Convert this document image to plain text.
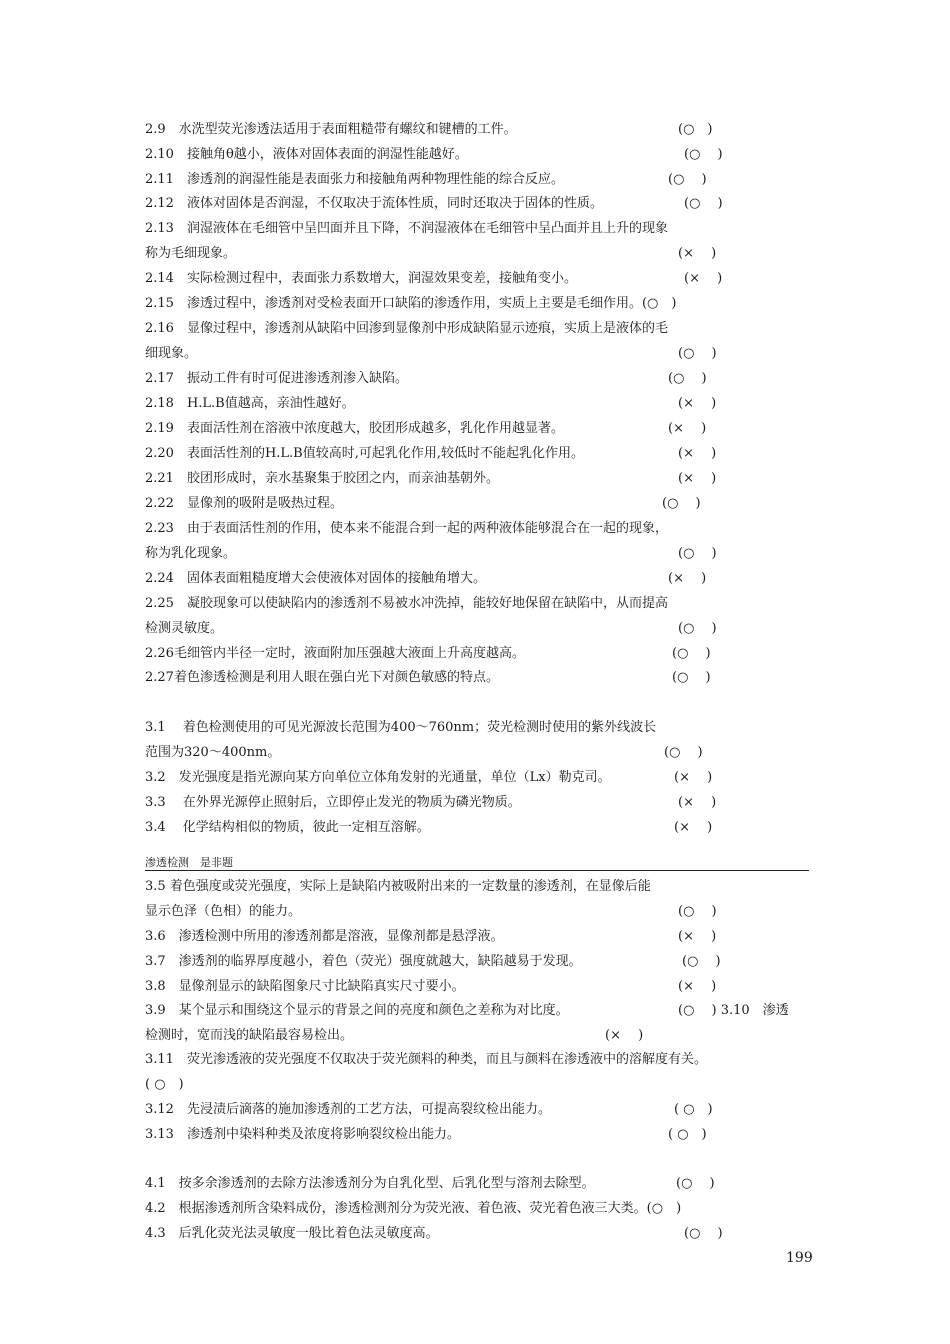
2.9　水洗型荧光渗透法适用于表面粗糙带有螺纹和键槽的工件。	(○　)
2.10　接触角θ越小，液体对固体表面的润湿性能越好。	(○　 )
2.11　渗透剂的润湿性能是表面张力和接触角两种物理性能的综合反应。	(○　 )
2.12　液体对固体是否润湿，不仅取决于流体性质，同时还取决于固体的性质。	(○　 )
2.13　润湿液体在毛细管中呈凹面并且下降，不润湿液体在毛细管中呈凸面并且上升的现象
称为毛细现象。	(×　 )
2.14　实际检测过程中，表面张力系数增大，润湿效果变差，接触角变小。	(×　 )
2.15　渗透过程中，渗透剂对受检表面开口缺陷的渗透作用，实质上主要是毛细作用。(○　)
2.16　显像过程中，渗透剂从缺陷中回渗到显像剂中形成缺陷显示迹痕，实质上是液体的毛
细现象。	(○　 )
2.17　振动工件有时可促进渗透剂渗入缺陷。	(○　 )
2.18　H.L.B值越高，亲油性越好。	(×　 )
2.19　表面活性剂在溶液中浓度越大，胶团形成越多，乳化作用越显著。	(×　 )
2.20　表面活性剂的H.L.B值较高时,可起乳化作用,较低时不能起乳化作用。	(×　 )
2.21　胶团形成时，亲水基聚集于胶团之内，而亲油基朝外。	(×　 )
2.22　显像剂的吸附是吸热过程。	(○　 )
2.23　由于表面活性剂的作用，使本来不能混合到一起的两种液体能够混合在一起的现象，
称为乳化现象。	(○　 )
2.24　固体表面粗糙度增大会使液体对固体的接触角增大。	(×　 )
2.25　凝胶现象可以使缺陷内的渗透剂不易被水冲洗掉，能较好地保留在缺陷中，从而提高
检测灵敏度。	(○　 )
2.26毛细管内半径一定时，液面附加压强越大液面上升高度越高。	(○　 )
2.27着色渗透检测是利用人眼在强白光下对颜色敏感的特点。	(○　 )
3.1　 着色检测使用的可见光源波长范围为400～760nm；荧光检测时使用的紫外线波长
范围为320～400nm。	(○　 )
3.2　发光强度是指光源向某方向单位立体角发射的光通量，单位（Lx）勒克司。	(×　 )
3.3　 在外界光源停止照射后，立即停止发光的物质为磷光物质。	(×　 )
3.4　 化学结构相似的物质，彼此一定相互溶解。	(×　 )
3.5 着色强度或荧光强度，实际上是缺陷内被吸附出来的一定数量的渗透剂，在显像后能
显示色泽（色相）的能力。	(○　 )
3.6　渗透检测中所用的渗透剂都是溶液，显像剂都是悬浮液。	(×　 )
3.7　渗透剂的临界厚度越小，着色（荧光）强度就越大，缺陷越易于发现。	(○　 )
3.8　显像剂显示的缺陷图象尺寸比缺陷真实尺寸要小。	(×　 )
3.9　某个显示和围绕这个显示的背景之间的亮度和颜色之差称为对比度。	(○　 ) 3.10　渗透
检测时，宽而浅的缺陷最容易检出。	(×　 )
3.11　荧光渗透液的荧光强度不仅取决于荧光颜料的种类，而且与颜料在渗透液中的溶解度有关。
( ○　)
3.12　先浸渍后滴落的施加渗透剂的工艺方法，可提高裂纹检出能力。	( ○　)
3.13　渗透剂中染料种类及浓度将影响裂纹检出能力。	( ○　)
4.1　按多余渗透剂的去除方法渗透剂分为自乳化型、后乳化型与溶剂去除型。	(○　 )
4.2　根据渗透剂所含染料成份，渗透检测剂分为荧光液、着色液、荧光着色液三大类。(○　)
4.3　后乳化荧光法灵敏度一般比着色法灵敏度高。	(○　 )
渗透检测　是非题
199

......

### Direction
Pictures are not part of the copy; output everything else in the records exactly.

### Response to the task
Convert this document image to plain text.
2.9　水洗型荧光渗透法适用于表面粗糙带有螺纹和键槽的工件。	(○　)
2.10　接触角θ越小，液体对固体表面的润湿性能越好。	(○　 )
2.11　渗透剂的润湿性能是表面张力和接触角两种物理性能的综合反应。	(○　 )
2.12　液体对固体是否润湿，不仅取决于流体性质，同时还取决于固体的性质。	(○　 )
2.13　润湿液体在毛细管中呈凹面并且下降，不润湿液体在毛细管中呈凸面并且上升的现象
称为毛细现象。	(×　 )
2.14　实际检测过程中，表面张力系数增大，润湿效果变差，接触角变小。	(×　 )
2.15　渗透过程中，渗透剂对受检表面开口缺陷的渗透作用，实质上主要是毛细作用。(○　)
2.16　显像过程中，渗透剂从缺陷中回渗到显像剂中形成缺陷显示迹痕，实质上是液体的毛
细现象。	(○　 )
2.17　振动工件有时可促进渗透剂渗入缺陷。	(○　 )
2.18　H.L.B值越高，亲油性越好。	(×　 )
2.19　表面活性剂在溶液中浓度越大，胶团形成越多，乳化作用越显著。	(×　 )
2.20　表面活性剂的H.L.B值较高时,可起乳化作用,较低时不能起乳化作用。	(×　 )
2.21　胶团形成时，亲水基聚集于胶团之内，而亲油基朝外。	(×　 )
2.22　显像剂的吸附是吸热过程。	(○　 )
2.23　由于表面活性剂的作用，使本来不能混合到一起的两种液体能够混合在一起的现象，
称为乳化现象。	(○　 )
2.24　固体表面粗糙度增大会使液体对固体的接触角增大。	(×　 )
2.25　凝胶现象可以使缺陷内的渗透剂不易被水冲洗掉，能较好地保留在缺陷中，从而提高
检测灵敏度。	(○　 )
2.26毛细管内半径一定时，液面附加压强越大液面上升高度越高。	(○　 )
2.27着色渗透检测是利用人眼在强白光下对颜色敏感的特点。	(○　 )
3.1　 着色检测使用的可见光源波长范围为400～760nm；荧光检测时使用的紫外线波长
范围为320～400nm。	(○　 )
3.2　发光强度是指光源向某方向单位立体角发射的光通量，单位（Lx）勒克司。	(×　 )
3.3　 在外界光源停止照射后，立即停止发光的物质为磷光物质。	(×　 )
3.4　 化学结构相似的物质，彼此一定相互溶解。	(×　 )
3.5 着色强度或荧光强度，实际上是缺陷内被吸附出来的一定数量的渗透剂，在显像后能
显示色泽（色相）的能力。	(○　 )
3.6　渗透检测中所用的渗透剂都是溶液，显像剂都是悬浮液。	(×　 )
3.7　渗透剂的临界厚度越小，着色（荧光）强度就越大，缺陷越易于发现。	(○　 )
3.8　显像剂显示的缺陷图象尺寸比缺陷真实尺寸要小。	(×　 )
3.9　某个显示和围绕这个显示的背景之间的亮度和颜色之差称为对比度。	(○　 ) 3.10　渗透
检测时，宽而浅的缺陷最容易检出。	(×　 )
3.11　荧光渗透液的荧光强度不仅取决于荧光颜料的种类，而且与颜料在渗透液中的溶解度有关。
( ○　)
3.12　先浸渍后滴落的施加渗透剂的工艺方法，可提高裂纹检出能力。	( ○　)
3.13　渗透剂中染料种类及浓度将影响裂纹检出能力。	( ○　)
4.1　按多余渗透剂的去除方法渗透剂分为自乳化型、后乳化型与溶剂去除型。	(○　 )
4.2　根据渗透剂所含染料成份，渗透检测剂分为荧光液、着色液、荧光着色液三大类。(○　)
4.3　后乳化荧光法灵敏度一般比着色法灵敏度高。	(○　 )
渗透检测　是非题
199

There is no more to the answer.